Your task is to reproduce the material exactly.

Task inputs:
________________________

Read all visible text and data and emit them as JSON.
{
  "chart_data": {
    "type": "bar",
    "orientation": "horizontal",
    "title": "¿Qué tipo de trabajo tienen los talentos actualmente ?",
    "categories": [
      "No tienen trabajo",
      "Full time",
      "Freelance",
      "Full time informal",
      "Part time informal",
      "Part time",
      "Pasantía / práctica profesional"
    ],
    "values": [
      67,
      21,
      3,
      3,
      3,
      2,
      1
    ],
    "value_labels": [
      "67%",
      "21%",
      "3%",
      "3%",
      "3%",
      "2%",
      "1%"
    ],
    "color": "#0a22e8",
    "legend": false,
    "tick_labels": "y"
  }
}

________________________

Solution:
Read all visible text and data and emit them as JSON.
{
  "chart_data": {
    "type": "bar",
    "orientation": "horizontal",
    "title": "¿Qué tipo de trabajo tienen los talentos actualmente ?",
    "categories": [
      "No tienen trabajo",
      "Full time",
      "Freelance",
      "Full time informal",
      "Part time informal",
      "Part time",
      "Pasantía / práctica profesional"
    ],
    "values": [
      67,
      21,
      3,
      3,
      3,
      2,
      1
    ],
    "value_labels": [
      "67%",
      "21%",
      "3%",
      "3%",
      "3%",
      "2%",
      "1%"
    ],
    "color": "#0a22e8",
    "legend": false,
    "tick_labels": "y"
  }
}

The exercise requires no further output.